> Task to carry out
Keep the pictures out and restate every record exactly.

> Extracted material
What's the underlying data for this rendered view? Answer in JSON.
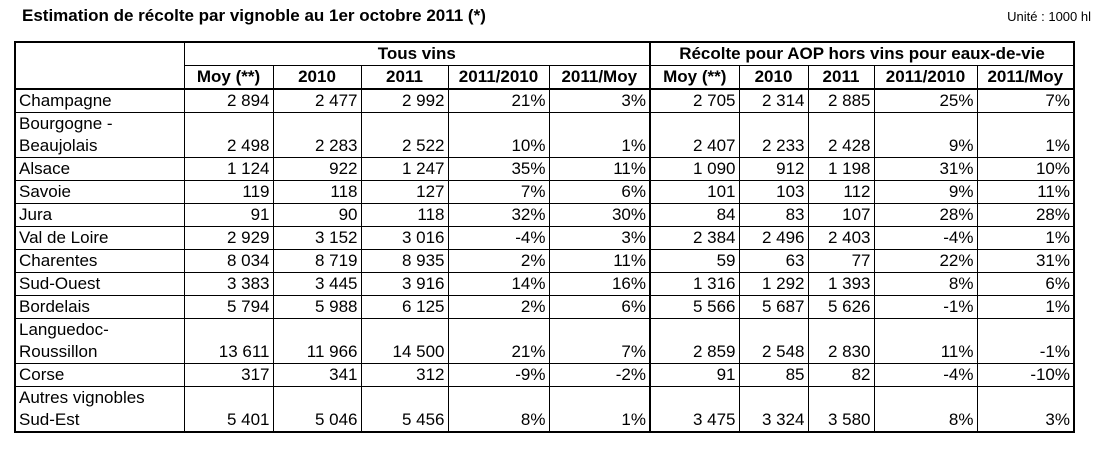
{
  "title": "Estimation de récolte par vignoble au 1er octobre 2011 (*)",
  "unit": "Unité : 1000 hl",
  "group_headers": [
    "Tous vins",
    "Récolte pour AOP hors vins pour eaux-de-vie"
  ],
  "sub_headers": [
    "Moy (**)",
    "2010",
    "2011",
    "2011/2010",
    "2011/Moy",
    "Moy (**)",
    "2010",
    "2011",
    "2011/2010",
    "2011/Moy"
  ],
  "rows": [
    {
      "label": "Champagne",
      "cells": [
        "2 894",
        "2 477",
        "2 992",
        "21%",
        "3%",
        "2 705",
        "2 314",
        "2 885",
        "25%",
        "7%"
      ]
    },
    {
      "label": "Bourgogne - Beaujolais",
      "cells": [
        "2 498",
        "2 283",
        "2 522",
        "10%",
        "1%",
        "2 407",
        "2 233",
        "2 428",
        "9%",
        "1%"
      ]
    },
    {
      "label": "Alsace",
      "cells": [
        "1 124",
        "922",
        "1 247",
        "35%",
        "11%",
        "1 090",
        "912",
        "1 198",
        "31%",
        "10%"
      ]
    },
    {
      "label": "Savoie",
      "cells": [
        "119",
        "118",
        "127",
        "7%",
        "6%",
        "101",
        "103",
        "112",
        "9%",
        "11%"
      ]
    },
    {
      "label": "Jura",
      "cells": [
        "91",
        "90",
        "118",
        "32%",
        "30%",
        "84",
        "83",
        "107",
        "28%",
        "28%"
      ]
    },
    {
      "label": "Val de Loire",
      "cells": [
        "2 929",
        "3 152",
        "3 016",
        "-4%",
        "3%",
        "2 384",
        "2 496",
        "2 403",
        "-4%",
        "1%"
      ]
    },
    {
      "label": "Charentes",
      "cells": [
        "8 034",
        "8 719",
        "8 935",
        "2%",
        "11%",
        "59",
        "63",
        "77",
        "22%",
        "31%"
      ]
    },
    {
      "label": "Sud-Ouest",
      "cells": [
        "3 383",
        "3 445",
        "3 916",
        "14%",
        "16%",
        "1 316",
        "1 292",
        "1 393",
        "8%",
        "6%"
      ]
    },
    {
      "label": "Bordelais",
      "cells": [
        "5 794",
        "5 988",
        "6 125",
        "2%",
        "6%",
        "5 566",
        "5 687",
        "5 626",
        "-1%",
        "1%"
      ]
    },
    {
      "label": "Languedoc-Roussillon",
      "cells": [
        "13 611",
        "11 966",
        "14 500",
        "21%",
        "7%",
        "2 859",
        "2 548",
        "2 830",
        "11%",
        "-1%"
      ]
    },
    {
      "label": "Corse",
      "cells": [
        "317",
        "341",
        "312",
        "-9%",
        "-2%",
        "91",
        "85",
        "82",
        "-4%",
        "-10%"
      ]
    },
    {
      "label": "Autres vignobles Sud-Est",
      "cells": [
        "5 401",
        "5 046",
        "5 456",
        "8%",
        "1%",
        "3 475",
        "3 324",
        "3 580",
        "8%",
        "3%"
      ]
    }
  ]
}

> Finished answer
What's the underlying data for this rendered view? Answer in JSON.
{
  "title": "Estimation de récolte par vignoble au 1er octobre 2011 (*)",
  "unit": "Unité : 1000 hl",
  "group_headers": [
    "Tous vins",
    "Récolte pour AOP hors vins pour eaux-de-vie"
  ],
  "sub_headers": [
    "Moy (**)",
    "2010",
    "2011",
    "2011/2010",
    "2011/Moy",
    "Moy (**)",
    "2010",
    "2011",
    "2011/2010",
    "2011/Moy"
  ],
  "rows": [
    {
      "label": "Champagne",
      "cells": [
        "2 894",
        "2 477",
        "2 992",
        "21%",
        "3%",
        "2 705",
        "2 314",
        "2 885",
        "25%",
        "7%"
      ]
    },
    {
      "label": "Bourgogne - Beaujolais",
      "cells": [
        "2 498",
        "2 283",
        "2 522",
        "10%",
        "1%",
        "2 407",
        "2 233",
        "2 428",
        "9%",
        "1%"
      ]
    },
    {
      "label": "Alsace",
      "cells": [
        "1 124",
        "922",
        "1 247",
        "35%",
        "11%",
        "1 090",
        "912",
        "1 198",
        "31%",
        "10%"
      ]
    },
    {
      "label": "Savoie",
      "cells": [
        "119",
        "118",
        "127",
        "7%",
        "6%",
        "101",
        "103",
        "112",
        "9%",
        "11%"
      ]
    },
    {
      "label": "Jura",
      "cells": [
        "91",
        "90",
        "118",
        "32%",
        "30%",
        "84",
        "83",
        "107",
        "28%",
        "28%"
      ]
    },
    {
      "label": "Val de Loire",
      "cells": [
        "2 929",
        "3 152",
        "3 016",
        "-4%",
        "3%",
        "2 384",
        "2 496",
        "2 403",
        "-4%",
        "1%"
      ]
    },
    {
      "label": "Charentes",
      "cells": [
        "8 034",
        "8 719",
        "8 935",
        "2%",
        "11%",
        "59",
        "63",
        "77",
        "22%",
        "31%"
      ]
    },
    {
      "label": "Sud-Ouest",
      "cells": [
        "3 383",
        "3 445",
        "3 916",
        "14%",
        "16%",
        "1 316",
        "1 292",
        "1 393",
        "8%",
        "6%"
      ]
    },
    {
      "label": "Bordelais",
      "cells": [
        "5 794",
        "5 988",
        "6 125",
        "2%",
        "6%",
        "5 566",
        "5 687",
        "5 626",
        "-1%",
        "1%"
      ]
    },
    {
      "label": "Languedoc-Roussillon",
      "cells": [
        "13 611",
        "11 966",
        "14 500",
        "21%",
        "7%",
        "2 859",
        "2 548",
        "2 830",
        "11%",
        "-1%"
      ]
    },
    {
      "label": "Corse",
      "cells": [
        "317",
        "341",
        "312",
        "-9%",
        "-2%",
        "91",
        "85",
        "82",
        "-4%",
        "-10%"
      ]
    },
    {
      "label": "Autres vignobles Sud-Est",
      "cells": [
        "5 401",
        "5 046",
        "5 456",
        "8%",
        "1%",
        "3 475",
        "3 324",
        "3 580",
        "8%",
        "3%"
      ]
    }
  ]
}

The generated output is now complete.